Written request: Copy out the following lines verbatim, covering every item.

Supplied material:
_____

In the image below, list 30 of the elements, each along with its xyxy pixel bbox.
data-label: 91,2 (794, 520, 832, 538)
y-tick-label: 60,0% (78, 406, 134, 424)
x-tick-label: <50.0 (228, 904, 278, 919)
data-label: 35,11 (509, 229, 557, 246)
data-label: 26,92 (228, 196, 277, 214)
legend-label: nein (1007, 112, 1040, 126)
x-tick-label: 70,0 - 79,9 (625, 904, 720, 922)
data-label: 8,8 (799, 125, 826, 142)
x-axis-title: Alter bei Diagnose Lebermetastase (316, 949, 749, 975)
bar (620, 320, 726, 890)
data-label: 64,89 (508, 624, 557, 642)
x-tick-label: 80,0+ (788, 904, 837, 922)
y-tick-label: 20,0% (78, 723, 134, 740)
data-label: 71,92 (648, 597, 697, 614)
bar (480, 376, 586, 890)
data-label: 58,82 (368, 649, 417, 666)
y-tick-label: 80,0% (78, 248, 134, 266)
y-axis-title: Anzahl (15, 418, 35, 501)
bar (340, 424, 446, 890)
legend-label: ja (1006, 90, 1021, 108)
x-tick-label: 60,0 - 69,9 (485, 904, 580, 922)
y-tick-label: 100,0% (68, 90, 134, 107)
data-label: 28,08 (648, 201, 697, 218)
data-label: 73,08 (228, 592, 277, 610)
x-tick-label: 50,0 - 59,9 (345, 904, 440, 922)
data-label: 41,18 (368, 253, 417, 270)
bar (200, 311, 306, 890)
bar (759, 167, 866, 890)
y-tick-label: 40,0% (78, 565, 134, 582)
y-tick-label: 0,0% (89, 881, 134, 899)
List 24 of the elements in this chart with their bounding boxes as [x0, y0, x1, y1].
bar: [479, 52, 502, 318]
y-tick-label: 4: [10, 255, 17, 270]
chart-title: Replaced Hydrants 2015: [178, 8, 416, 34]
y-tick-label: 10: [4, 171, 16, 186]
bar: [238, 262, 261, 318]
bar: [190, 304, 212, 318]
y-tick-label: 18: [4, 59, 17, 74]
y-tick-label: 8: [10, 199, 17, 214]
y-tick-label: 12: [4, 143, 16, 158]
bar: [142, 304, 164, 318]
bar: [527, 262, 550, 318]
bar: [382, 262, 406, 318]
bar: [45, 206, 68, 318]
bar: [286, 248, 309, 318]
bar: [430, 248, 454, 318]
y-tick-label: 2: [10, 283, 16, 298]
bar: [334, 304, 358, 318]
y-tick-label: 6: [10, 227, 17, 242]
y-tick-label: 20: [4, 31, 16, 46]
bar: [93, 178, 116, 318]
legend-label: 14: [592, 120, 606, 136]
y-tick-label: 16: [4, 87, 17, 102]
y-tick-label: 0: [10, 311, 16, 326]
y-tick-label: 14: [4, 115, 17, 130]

_____

Answer to the exercise:
In the image below, list 30 of the elements, each along with its xyxy pixel bbox.
data-label: 91,2 (794, 520, 832, 538)
y-tick-label: 60,0% (78, 406, 134, 424)
x-tick-label: <50.0 (228, 904, 278, 919)
data-label: 35,11 (509, 229, 557, 246)
data-label: 26,92 (228, 196, 277, 214)
legend-label: nein (1007, 112, 1040, 126)
x-tick-label: 70,0 - 79,9 (625, 904, 720, 922)
data-label: 8,8 (799, 125, 826, 142)
x-axis-title: Alter bei Diagnose Lebermetastase (316, 949, 749, 975)
bar (620, 320, 726, 890)
data-label: 64,89 (508, 624, 557, 642)
x-tick-label: 80,0+ (788, 904, 837, 922)
y-tick-label: 20,0% (78, 723, 134, 740)
data-label: 71,92 (648, 597, 697, 614)
bar (480, 376, 586, 890)
data-label: 58,82 (368, 649, 417, 666)
y-tick-label: 80,0% (78, 248, 134, 266)
y-axis-title: Anzahl (15, 418, 35, 501)
bar (340, 424, 446, 890)
legend-label: ja (1006, 90, 1021, 108)
x-tick-label: 60,0 - 69,9 (485, 904, 580, 922)
y-tick-label: 100,0% (68, 90, 134, 107)
data-label: 28,08 (648, 201, 697, 218)
data-label: 73,08 (228, 592, 277, 610)
x-tick-label: 50,0 - 59,9 (345, 904, 440, 922)
data-label: 41,18 (368, 253, 417, 270)
bar (200, 311, 306, 890)
bar (759, 167, 866, 890)
y-tick-label: 40,0% (78, 565, 134, 582)
y-tick-label: 0,0% (89, 881, 134, 899)
List 24 of the elements in this chart with their bounding boxes as [x0, y0, x1, y1].
bar: [479, 52, 502, 318]
y-tick-label: 4: [10, 255, 17, 270]
chart-title: Replaced Hydrants 2015: [178, 8, 416, 34]
y-tick-label: 10: [4, 171, 16, 186]
bar: [238, 262, 261, 318]
bar: [190, 304, 212, 318]
y-tick-label: 18: [4, 59, 17, 74]
y-tick-label: 8: [10, 199, 17, 214]
y-tick-label: 12: [4, 143, 16, 158]
bar: [142, 304, 164, 318]
bar: [527, 262, 550, 318]
bar: [382, 262, 406, 318]
bar: [45, 206, 68, 318]
bar: [286, 248, 309, 318]
bar: [430, 248, 454, 318]
y-tick-label: 2: [10, 283, 16, 298]
bar: [334, 304, 358, 318]
y-tick-label: 6: [10, 227, 17, 242]
y-tick-label: 20: [4, 31, 16, 46]
bar: [93, 178, 116, 318]
legend-label: 14: [592, 120, 606, 136]
y-tick-label: 16: [4, 87, 17, 102]
y-tick-label: 0: [10, 311, 16, 326]
y-tick-label: 14: [4, 115, 17, 130]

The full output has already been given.